## Data excerpts
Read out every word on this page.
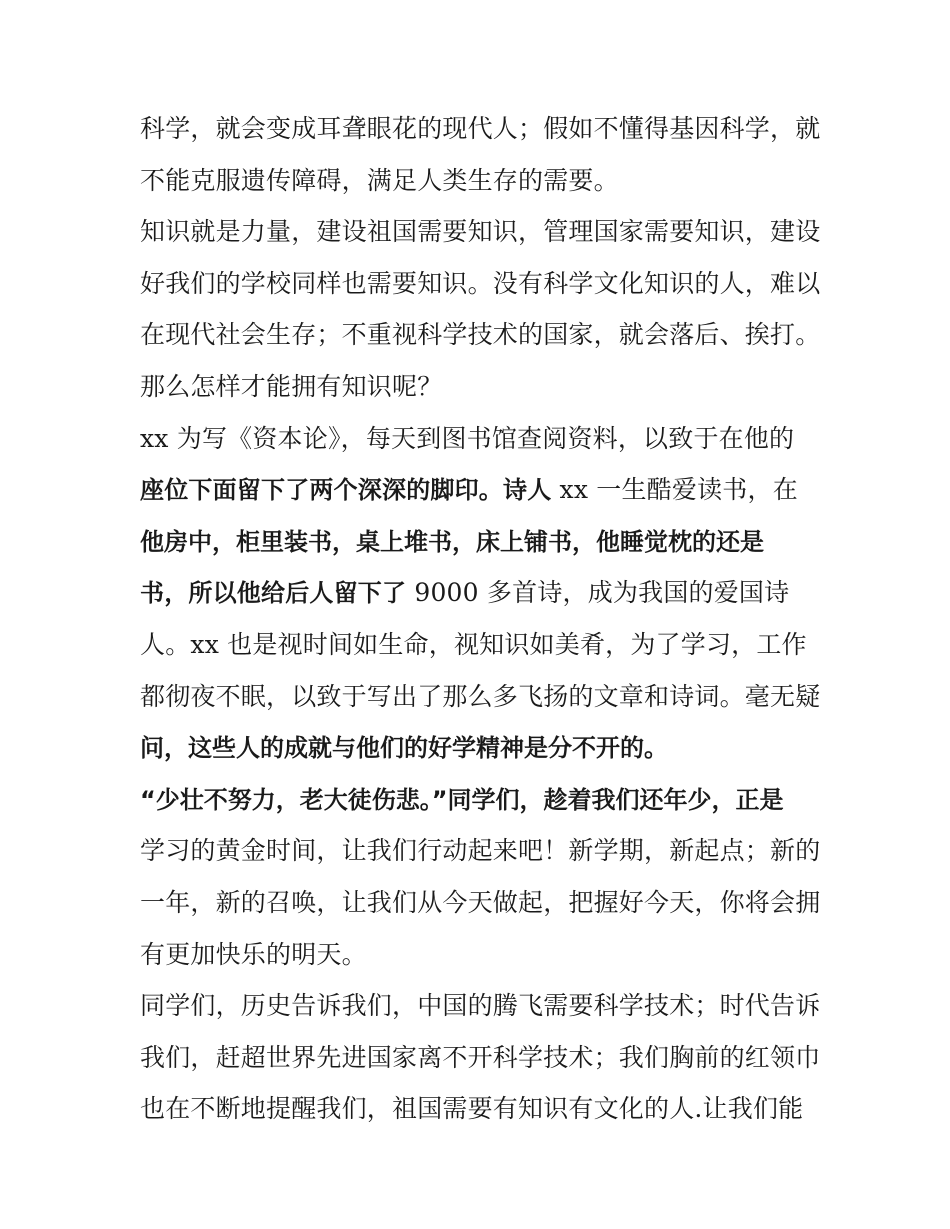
科学，就会变成耳聋眼花的现代人；假如不懂得基因科学，就
不能克服遗传障碍，满足人类生存的需要。
知识就是力量，建设祖国需要知识，管理国家需要知识，建设
好我们的学校同样也需要知识。没有科学文化知识的人，难以
在现代社会生存；不重视科学技术的国家，就会落后、挨打。
那么怎样才能拥有知识呢？
xx 为写《资本论》，每天到图书馆查阅资料，以致于在他的
座位下面留下了两个深深的脚印。诗人 xx 一生酷爱读书，在
他房中，柜里装书，桌上堆书，床上铺书，他睡觉枕的还是
书，所以他给后人留下了 9000 多首诗，成为我国的爱国诗
人。xx 也是视时间如生命，视知识如美肴，为了学习，工作
都彻夜不眠，以致于写出了那么多飞扬的文章和诗词。毫无疑
问，这些人的成就与他们的好学精神是分不开的。
“少壮不努力，老大徒伤悲。”同学们，趁着我们还年少，正是
学习的黄金时间，让我们行动起来吧！新学期，新起点；新的
一年，新的召唤，让我们从今天做起，把握好今天，你将会拥
有更加快乐的明天。
同学们，历史告诉我们，中国的腾飞需要科学技术；时代告诉
我们，赶超世界先进国家离不开科学技术；我们胸前的红领巾
也在不断地提醒我们，祖国需要有知识有文化的人.让我们能
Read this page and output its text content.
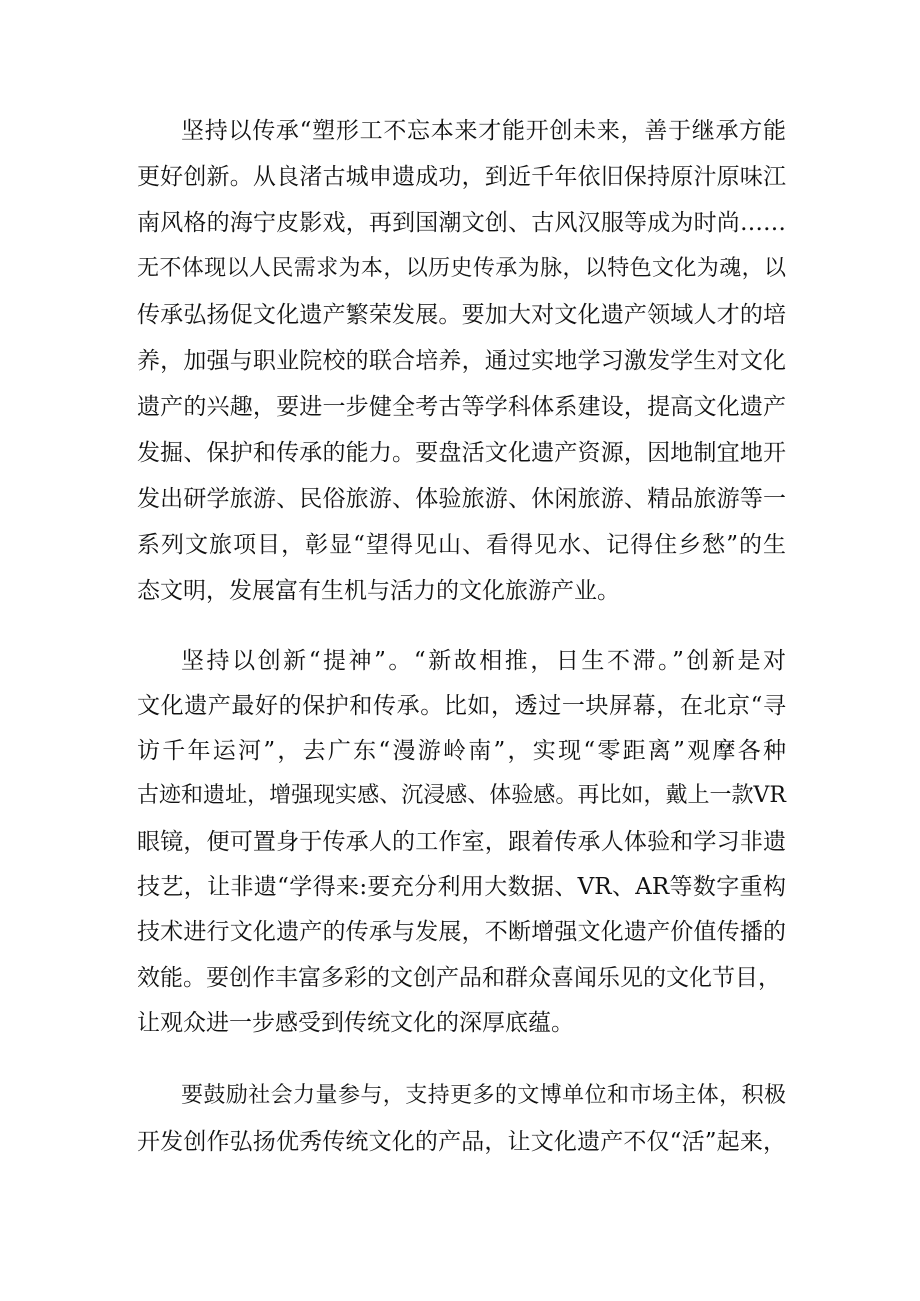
坚持以传承“塑形工不忘本来才能开创未来，善于继承方能
更好创新。从良渚古城申遗成功，到近千年依旧保持原汁原味江
南风格的海宁皮影戏，再到国潮文创、古风汉服等成为时尚……
无不体现以人民需求为本，以历史传承为脉，以特色文化为魂，以
传承弘扬促文化遗产繁荣发展。要加大对文化遗产领域人才的培
养，加强与职业院校的联合培养，通过实地学习激发学生对文化
遗产的兴趣，要进一步健全考古等学科体系建设，提高文化遗产
发掘、保护和传承的能力。要盘活文化遗产资源，因地制宜地开
发出研学旅游、民俗旅游、体验旅游、休闲旅游、精品旅游等一
系列文旅项目，彰显“望得见山、看得见水、记得住乡愁”的生
态文明，发展富有生机与活力的文化旅游产业。
坚持以创新“提神”。“新故相推，日生不滞。”创新是对
文化遗产最好的保护和传承。比如，透过一块屏幕，在北京“寻
访千年运河”，去广东“漫游岭南”，实现“零距离”观摩各种
古迹和遗址，增强现实感、沉浸感、体验感。再比如，戴上一款VR
眼镜，便可置身于传承人的工作室，跟着传承人体验和学习非遗
技艺，让非遗“学得来:要充分利用大数据、VR、AR等数字重构
技术进行文化遗产的传承与发展，不断增强文化遗产价值传播的
效能。要创作丰富多彩的文创产品和群众喜闻乐见的文化节目，
让观众进一步感受到传统文化的深厚底蕴。
要鼓励社会力量参与，支持更多的文博单位和市场主体，积极
开发创作弘扬优秀传统文化的产品，让文化遗产不仅“活”起来，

## Your goal
Write out the whole listing exactly, and drop the pictures.

## Output of the task
Read out every word on this page.
科学，就会变成耳聋眼花的现代人；假如不懂得基因科学，就
不能克服遗传障碍，满足人类生存的需要。
知识就是力量，建设祖国需要知识，管理国家需要知识，建设
好我们的学校同样也需要知识。没有科学文化知识的人，难以
在现代社会生存；不重视科学技术的国家，就会落后、挨打。
那么怎样才能拥有知识呢？
xx 为写《资本论》，每天到图书馆查阅资料，以致于在他的
座位下面留下了两个深深的脚印。诗人 xx 一生酷爱读书，在
他房中，柜里装书，桌上堆书，床上铺书，他睡觉枕的还是
书，所以他给后人留下了 9000 多首诗，成为我国的爱国诗
人。xx 也是视时间如生命，视知识如美肴，为了学习，工作
都彻夜不眠，以致于写出了那么多飞扬的文章和诗词。毫无疑
问，这些人的成就与他们的好学精神是分不开的。
“少壮不努力，老大徒伤悲。”同学们，趁着我们还年少，正是
学习的黄金时间，让我们行动起来吧！新学期，新起点；新的
一年，新的召唤，让我们从今天做起，把握好今天，你将会拥
有更加快乐的明天。
同学们，历史告诉我们，中国的腾飞需要科学技术；时代告诉
我们，赶超世界先进国家离不开科学技术；我们胸前的红领巾
也在不断地提醒我们，祖国需要有知识有文化的人.让我们能
Read this page and output its text content.
坚持以传承“塑形工不忘本来才能开创未来，善于继承方能
更好创新。从良渚古城申遗成功，到近千年依旧保持原汁原味江
南风格的海宁皮影戏，再到国潮文创、古风汉服等成为时尚……
无不体现以人民需求为本，以历史传承为脉，以特色文化为魂，以
传承弘扬促文化遗产繁荣发展。要加大对文化遗产领域人才的培
养，加强与职业院校的联合培养，通过实地学习激发学生对文化
遗产的兴趣，要进一步健全考古等学科体系建设，提高文化遗产
发掘、保护和传承的能力。要盘活文化遗产资源，因地制宜地开
发出研学旅游、民俗旅游、体验旅游、休闲旅游、精品旅游等一
系列文旅项目，彰显“望得见山、看得见水、记得住乡愁”的生
态文明，发展富有生机与活力的文化旅游产业。
坚持以创新“提神”。“新故相推，日生不滞。”创新是对
文化遗产最好的保护和传承。比如，透过一块屏幕，在北京“寻
访千年运河”，去广东“漫游岭南”，实现“零距离”观摩各种
古迹和遗址，增强现实感、沉浸感、体验感。再比如，戴上一款VR
眼镜，便可置身于传承人的工作室，跟着传承人体验和学习非遗
技艺，让非遗“学得来:要充分利用大数据、VR、AR等数字重构
技术进行文化遗产的传承与发展，不断增强文化遗产价值传播的
效能。要创作丰富多彩的文创产品和群众喜闻乐见的文化节目，
让观众进一步感受到传统文化的深厚底蕴。
要鼓励社会力量参与，支持更多的文博单位和市场主体，积极
开发创作弘扬优秀传统文化的产品，让文化遗产不仅“活”起来，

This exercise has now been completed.